*INPUT MATERIAL*.

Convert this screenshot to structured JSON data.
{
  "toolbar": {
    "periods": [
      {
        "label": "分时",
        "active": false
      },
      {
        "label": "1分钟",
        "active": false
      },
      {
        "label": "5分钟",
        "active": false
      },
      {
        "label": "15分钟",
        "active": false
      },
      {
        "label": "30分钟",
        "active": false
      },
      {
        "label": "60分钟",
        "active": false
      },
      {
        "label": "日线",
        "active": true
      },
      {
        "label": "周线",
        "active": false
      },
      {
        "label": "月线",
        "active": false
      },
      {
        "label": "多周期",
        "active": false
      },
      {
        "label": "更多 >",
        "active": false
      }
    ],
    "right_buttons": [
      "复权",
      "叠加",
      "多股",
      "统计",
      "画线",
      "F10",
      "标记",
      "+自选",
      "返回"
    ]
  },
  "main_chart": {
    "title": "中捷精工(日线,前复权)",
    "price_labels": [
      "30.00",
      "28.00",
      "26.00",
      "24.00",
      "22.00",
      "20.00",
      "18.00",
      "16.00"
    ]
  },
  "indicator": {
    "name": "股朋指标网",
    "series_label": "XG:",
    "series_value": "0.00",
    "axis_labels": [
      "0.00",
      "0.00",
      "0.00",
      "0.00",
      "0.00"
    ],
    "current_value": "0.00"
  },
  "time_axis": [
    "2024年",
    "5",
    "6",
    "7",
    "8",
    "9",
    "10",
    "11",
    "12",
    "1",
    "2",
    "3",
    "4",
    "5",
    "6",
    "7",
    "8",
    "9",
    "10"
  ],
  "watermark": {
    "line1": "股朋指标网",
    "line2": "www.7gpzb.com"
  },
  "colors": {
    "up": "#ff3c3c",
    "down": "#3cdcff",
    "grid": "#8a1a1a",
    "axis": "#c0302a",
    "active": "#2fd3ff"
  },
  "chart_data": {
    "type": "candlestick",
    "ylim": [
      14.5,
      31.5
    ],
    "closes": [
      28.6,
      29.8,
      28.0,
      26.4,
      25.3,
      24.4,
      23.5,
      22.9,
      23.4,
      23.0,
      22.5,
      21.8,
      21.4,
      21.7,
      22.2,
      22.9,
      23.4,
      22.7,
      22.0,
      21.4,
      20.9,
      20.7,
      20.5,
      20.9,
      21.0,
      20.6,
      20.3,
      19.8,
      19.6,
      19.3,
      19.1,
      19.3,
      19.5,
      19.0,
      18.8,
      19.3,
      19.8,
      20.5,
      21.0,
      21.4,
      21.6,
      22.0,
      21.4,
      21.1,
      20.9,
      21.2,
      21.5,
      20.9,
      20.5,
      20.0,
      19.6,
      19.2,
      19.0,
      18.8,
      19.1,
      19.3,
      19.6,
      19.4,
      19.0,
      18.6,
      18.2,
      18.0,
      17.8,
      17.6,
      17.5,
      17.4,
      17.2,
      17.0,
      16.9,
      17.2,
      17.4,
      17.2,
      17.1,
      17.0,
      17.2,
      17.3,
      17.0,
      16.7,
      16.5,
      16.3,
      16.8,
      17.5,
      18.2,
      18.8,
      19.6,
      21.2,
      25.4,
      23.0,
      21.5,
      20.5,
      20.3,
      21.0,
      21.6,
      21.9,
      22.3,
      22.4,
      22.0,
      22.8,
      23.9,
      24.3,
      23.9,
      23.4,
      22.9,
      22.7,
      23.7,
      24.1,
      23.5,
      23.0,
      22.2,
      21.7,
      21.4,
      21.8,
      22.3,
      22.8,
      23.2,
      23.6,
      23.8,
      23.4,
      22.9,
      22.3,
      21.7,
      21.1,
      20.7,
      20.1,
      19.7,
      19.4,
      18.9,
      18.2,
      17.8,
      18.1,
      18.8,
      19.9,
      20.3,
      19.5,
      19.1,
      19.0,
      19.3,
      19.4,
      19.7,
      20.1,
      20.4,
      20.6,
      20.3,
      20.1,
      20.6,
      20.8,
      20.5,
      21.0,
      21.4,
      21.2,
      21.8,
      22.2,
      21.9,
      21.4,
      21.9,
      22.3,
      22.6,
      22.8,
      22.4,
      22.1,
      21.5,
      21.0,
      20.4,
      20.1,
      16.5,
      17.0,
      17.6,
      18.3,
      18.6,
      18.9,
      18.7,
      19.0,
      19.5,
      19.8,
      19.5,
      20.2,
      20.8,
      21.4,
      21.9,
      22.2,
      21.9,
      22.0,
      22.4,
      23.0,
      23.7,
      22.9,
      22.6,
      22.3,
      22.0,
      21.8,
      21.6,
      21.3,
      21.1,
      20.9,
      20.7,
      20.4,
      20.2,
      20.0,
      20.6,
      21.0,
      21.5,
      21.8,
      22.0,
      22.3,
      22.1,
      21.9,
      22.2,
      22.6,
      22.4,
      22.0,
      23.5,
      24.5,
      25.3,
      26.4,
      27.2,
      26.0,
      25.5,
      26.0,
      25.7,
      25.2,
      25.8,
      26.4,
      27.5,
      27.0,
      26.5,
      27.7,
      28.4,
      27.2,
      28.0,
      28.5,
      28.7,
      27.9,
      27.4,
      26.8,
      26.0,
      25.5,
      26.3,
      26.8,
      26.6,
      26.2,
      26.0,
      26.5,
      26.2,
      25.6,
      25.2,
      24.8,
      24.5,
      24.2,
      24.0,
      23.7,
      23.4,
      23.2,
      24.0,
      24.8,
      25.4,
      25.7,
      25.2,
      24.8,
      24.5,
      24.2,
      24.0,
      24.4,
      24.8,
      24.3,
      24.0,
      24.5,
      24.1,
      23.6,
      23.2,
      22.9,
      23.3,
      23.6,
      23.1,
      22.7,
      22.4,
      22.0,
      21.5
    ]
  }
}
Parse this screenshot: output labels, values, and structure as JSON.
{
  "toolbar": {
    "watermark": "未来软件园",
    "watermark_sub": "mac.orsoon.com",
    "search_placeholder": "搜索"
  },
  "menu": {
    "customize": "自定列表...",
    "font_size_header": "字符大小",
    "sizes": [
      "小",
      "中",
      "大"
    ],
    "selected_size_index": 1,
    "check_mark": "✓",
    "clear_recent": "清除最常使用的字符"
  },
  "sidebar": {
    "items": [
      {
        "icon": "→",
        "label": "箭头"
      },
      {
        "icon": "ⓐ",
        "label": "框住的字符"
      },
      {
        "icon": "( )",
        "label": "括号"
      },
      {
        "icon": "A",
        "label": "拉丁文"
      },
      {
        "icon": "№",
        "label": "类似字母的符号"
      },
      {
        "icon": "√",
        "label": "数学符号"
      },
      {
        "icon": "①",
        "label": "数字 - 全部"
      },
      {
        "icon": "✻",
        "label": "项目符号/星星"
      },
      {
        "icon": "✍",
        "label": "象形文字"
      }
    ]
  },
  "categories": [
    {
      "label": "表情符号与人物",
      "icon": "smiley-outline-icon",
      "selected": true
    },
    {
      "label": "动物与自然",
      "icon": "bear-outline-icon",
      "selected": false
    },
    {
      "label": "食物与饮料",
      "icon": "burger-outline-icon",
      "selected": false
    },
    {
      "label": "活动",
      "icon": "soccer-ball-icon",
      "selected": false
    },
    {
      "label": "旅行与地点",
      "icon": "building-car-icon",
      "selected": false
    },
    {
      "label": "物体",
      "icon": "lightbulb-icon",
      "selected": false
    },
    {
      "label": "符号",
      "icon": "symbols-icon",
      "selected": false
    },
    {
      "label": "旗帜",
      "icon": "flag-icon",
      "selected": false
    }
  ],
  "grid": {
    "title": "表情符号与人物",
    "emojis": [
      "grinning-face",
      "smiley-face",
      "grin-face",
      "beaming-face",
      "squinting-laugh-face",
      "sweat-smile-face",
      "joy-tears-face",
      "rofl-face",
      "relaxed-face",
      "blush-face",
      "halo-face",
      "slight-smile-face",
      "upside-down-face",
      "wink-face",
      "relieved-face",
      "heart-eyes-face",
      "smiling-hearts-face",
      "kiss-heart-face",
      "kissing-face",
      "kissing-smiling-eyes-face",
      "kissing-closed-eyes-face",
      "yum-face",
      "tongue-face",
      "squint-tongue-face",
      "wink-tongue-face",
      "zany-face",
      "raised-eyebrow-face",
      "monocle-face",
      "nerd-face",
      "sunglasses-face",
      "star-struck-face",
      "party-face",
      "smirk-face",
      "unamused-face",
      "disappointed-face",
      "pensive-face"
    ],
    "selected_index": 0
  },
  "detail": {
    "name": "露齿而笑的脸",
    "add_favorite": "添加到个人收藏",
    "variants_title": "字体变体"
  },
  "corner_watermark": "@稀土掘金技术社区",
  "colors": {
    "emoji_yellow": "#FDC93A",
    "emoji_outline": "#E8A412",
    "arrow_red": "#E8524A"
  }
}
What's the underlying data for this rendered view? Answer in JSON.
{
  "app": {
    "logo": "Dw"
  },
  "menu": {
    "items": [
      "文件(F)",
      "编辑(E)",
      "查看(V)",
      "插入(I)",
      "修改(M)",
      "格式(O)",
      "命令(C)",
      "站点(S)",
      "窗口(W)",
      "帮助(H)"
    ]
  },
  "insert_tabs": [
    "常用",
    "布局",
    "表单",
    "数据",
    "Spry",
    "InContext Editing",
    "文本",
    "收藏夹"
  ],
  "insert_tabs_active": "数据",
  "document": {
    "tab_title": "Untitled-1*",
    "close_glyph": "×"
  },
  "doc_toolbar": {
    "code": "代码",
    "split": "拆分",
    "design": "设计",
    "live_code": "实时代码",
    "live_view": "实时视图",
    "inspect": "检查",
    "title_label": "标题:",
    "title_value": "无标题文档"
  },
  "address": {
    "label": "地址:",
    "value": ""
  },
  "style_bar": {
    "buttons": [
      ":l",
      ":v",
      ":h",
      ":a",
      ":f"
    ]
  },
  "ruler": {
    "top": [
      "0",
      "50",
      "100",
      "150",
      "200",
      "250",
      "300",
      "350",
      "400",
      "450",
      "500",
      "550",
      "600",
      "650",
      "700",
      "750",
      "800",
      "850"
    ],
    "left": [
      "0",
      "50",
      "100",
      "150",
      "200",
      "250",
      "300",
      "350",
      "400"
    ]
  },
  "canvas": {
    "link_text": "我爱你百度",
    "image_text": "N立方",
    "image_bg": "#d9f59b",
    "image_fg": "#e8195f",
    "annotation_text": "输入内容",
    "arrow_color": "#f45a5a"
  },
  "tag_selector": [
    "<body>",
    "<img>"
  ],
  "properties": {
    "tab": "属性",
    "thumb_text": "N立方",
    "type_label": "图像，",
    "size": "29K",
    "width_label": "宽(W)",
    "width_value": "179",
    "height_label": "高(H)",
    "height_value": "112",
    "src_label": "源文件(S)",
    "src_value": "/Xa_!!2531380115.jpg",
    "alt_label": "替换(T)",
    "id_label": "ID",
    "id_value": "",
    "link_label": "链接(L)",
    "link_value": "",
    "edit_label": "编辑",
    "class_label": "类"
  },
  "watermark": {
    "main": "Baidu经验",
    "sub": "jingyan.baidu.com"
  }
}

*WRITTEN EXERCISE*. Filter the listing for the word "smiling" and copy every line that holds it.

*EXERCISE RESULT*.
      "smiling-hearts-face",
      "kissing-smiling-eyes-face",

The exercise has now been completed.